## WHAT TO DO:
Check each line of the records below for the word "JSON" and copy those where it appears.

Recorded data
● ● ● ● ● ● ●
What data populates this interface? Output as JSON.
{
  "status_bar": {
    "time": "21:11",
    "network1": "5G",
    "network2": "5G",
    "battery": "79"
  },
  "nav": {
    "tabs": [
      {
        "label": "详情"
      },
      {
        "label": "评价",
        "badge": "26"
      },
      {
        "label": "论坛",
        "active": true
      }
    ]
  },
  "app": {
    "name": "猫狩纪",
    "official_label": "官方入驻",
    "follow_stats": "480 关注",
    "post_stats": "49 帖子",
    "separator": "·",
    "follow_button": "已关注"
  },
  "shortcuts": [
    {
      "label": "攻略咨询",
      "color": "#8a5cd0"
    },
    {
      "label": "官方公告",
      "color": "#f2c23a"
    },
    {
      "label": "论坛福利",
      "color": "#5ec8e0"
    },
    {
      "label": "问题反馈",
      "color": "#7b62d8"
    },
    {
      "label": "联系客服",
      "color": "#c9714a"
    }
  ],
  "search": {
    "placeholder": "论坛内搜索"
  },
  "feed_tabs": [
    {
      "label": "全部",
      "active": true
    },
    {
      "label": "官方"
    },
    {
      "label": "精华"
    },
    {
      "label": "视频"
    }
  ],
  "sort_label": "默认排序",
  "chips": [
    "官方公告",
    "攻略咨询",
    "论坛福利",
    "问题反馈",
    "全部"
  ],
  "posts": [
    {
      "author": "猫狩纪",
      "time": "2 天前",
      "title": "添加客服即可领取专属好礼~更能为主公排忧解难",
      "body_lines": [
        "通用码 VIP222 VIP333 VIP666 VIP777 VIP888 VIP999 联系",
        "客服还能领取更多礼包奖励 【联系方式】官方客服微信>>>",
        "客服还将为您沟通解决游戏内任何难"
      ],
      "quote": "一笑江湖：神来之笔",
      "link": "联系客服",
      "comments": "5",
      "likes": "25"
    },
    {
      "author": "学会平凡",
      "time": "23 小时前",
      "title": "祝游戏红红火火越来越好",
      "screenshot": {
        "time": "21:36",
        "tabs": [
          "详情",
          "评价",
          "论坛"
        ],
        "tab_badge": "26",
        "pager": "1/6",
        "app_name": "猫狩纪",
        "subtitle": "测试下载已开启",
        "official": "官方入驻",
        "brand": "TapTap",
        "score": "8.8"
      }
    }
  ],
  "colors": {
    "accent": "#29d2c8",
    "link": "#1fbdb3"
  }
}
● ● ● ● ● ● ●
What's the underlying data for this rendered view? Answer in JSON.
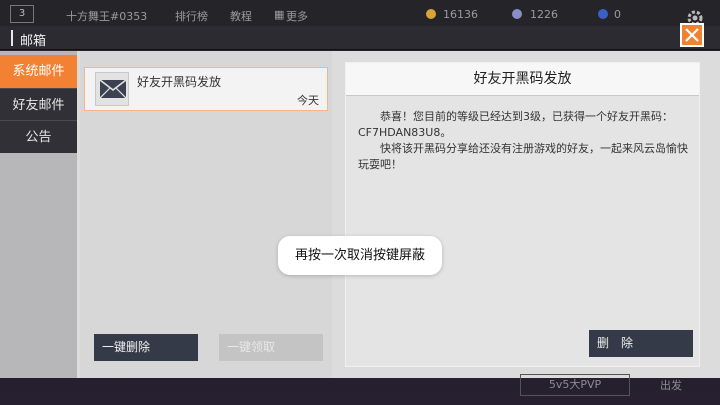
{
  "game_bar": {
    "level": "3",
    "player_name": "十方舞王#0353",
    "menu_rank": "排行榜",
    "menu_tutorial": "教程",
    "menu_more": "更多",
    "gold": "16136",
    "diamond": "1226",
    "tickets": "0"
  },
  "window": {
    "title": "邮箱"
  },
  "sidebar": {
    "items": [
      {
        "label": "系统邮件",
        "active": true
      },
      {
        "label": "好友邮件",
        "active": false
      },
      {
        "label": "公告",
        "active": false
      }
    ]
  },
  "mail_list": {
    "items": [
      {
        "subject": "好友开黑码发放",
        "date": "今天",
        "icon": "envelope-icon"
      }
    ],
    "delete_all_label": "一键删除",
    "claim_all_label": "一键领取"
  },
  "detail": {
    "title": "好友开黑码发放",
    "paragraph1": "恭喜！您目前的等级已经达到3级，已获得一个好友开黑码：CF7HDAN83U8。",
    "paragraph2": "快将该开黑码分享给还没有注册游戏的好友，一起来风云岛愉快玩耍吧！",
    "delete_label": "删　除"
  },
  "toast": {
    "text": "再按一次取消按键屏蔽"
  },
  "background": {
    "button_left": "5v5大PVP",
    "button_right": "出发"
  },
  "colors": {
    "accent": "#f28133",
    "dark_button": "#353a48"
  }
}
● ● ● ● ● ● ●
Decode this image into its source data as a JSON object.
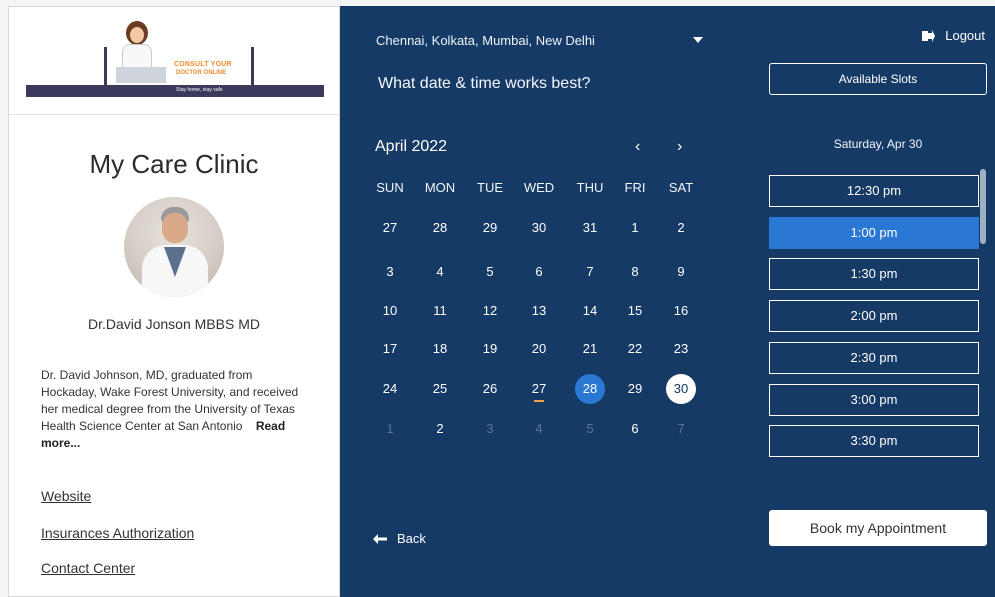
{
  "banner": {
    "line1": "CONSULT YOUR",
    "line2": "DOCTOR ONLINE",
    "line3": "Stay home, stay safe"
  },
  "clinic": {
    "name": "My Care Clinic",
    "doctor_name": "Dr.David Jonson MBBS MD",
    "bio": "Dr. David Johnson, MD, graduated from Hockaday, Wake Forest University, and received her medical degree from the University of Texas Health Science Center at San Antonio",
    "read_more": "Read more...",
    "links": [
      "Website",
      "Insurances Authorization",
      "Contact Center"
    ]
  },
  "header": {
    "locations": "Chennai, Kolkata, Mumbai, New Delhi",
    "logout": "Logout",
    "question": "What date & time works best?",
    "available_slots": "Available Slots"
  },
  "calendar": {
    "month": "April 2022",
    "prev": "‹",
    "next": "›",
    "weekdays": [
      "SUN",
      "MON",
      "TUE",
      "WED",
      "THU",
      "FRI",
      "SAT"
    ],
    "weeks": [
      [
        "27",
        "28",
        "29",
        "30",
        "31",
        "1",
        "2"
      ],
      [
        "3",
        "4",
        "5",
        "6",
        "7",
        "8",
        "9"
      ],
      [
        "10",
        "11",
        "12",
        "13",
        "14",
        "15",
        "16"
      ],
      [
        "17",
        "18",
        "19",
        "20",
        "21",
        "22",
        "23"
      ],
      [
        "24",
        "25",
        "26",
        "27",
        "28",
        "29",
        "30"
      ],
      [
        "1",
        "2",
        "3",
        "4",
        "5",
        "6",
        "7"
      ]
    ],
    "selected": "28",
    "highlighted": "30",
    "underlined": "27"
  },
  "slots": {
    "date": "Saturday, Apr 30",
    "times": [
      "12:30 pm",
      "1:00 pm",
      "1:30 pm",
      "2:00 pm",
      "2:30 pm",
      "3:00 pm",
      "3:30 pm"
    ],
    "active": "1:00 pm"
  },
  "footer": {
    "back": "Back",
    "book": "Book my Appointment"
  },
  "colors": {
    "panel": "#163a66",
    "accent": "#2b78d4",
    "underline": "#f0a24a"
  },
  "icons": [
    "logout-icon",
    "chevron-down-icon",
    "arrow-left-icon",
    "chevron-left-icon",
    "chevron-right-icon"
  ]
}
● ● ● ● ● ● ●
## OUTPUT OF THE TASK:
What data populates this interface? Output as JSON.
What's the underlying data for this rendered view? Answer in JSON.
Decode this image into its source data as a JSON object.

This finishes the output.